**Exercise goal**: Below is a listing. Gather each line of it that contains "name".

**Material supplied**:

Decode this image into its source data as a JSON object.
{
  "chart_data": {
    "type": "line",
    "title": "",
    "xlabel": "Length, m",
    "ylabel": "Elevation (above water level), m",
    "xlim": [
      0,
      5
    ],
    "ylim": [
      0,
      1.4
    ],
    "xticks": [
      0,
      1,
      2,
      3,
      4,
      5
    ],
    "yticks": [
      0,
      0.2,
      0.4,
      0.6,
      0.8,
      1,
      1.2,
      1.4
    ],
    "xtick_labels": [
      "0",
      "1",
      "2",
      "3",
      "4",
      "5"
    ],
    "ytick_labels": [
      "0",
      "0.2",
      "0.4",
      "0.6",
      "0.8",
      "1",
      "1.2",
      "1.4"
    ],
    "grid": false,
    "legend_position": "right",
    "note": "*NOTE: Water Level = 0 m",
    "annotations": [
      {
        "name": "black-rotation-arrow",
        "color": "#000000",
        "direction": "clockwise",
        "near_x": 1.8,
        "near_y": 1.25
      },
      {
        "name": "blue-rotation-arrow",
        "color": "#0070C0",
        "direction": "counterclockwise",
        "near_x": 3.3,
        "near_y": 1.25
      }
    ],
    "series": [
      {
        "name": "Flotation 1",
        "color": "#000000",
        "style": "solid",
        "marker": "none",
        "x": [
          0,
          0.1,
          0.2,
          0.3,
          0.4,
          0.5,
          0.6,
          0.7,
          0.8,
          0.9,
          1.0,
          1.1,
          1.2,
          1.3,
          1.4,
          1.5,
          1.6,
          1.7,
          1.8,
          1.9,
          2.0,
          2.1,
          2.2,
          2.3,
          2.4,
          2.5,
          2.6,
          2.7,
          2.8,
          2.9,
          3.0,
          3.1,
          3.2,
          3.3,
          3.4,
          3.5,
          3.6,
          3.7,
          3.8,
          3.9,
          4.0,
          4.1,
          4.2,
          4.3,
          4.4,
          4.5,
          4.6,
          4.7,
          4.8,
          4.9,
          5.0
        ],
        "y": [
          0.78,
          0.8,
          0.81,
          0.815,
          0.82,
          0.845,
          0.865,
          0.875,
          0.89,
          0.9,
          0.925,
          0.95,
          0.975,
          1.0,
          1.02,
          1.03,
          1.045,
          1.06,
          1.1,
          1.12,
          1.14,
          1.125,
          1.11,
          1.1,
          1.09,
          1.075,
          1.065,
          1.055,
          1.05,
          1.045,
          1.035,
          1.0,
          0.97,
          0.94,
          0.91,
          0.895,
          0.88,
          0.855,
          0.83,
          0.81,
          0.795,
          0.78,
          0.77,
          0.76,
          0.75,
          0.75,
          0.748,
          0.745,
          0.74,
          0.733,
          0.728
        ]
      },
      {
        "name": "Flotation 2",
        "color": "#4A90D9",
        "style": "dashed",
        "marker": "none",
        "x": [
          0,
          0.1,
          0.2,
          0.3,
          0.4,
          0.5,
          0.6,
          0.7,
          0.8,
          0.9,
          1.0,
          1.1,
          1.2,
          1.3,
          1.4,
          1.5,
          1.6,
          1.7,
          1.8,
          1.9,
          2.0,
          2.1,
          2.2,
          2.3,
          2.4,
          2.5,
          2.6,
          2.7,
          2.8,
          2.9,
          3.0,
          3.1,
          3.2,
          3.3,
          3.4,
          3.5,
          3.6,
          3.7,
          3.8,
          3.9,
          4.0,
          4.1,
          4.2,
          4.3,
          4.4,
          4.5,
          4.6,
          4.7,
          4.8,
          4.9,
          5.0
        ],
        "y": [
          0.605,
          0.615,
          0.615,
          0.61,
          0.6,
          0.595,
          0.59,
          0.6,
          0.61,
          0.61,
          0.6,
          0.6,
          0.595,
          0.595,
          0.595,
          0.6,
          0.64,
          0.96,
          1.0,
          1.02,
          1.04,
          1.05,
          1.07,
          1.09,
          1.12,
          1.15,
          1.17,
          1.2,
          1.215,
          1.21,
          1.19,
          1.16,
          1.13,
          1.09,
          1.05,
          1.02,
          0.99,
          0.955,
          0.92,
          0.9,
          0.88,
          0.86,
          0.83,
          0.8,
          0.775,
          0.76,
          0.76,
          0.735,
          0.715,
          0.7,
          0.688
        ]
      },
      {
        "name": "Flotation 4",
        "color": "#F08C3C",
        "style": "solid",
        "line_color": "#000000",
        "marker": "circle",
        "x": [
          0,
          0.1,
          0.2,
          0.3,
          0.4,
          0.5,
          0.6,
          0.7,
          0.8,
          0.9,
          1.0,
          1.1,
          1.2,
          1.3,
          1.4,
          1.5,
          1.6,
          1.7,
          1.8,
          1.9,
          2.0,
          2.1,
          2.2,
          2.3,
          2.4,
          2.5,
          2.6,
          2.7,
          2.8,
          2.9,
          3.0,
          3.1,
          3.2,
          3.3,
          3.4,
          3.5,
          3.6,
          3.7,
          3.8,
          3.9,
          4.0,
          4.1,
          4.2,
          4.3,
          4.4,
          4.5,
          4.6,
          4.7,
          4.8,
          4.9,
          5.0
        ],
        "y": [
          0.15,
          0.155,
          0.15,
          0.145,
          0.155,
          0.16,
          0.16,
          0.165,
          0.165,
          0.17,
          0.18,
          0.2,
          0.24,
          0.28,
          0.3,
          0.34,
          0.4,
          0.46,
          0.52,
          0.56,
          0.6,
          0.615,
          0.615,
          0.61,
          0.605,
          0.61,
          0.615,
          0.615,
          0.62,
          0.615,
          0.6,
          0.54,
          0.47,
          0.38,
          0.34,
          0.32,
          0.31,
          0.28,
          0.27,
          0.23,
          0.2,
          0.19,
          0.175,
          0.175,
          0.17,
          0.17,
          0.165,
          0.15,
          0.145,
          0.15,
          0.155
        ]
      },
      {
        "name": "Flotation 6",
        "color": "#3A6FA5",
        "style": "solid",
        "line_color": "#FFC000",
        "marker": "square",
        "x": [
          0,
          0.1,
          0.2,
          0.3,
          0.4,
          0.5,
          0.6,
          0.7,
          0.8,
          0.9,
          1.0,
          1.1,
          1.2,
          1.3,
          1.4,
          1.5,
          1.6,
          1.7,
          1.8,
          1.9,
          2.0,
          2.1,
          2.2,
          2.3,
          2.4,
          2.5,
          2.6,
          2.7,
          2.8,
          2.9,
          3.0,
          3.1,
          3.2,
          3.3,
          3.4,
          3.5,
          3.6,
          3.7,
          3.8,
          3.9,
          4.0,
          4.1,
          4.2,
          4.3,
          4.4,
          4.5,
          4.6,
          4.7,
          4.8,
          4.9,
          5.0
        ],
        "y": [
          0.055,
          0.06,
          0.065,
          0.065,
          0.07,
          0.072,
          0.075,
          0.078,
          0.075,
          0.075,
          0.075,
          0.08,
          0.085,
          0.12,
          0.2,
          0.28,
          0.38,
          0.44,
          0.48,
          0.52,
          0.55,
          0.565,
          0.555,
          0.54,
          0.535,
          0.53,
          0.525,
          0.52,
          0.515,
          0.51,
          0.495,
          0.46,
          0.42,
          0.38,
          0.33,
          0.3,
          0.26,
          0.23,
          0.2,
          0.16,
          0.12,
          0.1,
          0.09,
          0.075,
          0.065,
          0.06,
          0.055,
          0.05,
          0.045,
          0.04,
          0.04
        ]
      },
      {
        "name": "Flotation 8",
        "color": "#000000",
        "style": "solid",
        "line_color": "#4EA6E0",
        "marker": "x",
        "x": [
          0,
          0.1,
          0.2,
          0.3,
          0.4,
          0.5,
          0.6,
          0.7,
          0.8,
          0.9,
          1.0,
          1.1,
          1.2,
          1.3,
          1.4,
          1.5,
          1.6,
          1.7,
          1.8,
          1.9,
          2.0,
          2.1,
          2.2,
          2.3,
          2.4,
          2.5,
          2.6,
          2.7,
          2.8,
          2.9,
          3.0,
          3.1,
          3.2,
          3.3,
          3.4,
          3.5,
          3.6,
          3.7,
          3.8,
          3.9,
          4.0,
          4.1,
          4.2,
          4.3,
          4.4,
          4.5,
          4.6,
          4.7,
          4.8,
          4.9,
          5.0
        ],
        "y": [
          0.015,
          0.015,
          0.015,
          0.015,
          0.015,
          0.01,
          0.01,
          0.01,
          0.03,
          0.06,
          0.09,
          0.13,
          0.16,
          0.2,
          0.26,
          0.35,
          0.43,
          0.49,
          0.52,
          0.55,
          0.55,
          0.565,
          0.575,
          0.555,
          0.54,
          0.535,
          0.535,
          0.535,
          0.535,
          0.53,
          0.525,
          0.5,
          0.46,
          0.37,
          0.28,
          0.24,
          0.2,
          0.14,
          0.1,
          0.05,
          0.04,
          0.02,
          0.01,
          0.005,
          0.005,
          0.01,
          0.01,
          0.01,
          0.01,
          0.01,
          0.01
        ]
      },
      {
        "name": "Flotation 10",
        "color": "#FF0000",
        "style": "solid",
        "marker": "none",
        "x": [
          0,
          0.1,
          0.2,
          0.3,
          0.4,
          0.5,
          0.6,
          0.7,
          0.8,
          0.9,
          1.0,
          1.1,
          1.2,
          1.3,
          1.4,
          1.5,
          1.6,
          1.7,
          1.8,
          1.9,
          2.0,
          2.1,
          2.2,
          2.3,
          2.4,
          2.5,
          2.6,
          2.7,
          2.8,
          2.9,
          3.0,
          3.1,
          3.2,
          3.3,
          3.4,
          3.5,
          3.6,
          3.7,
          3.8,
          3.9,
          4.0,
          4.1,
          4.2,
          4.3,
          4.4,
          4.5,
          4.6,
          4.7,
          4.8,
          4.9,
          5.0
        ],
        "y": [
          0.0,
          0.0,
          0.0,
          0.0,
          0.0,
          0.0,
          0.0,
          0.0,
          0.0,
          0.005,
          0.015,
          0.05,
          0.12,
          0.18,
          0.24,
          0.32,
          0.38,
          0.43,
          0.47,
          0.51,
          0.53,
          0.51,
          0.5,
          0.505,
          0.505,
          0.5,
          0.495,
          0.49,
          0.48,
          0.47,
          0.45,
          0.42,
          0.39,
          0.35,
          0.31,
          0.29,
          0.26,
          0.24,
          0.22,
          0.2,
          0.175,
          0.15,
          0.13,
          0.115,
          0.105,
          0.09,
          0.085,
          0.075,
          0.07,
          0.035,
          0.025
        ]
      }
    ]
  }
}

**Solution for this task**:
        "name": "black-rotation-arrow",
        "name": "blue-rotation-arrow",
        "name": "Flotation 1",
        "name": "Flotation 2",
        "name": "Flotation 4",
        "name": "Flotation 6",
        "name": "Flotation 8",
        "name": "Flotation 10",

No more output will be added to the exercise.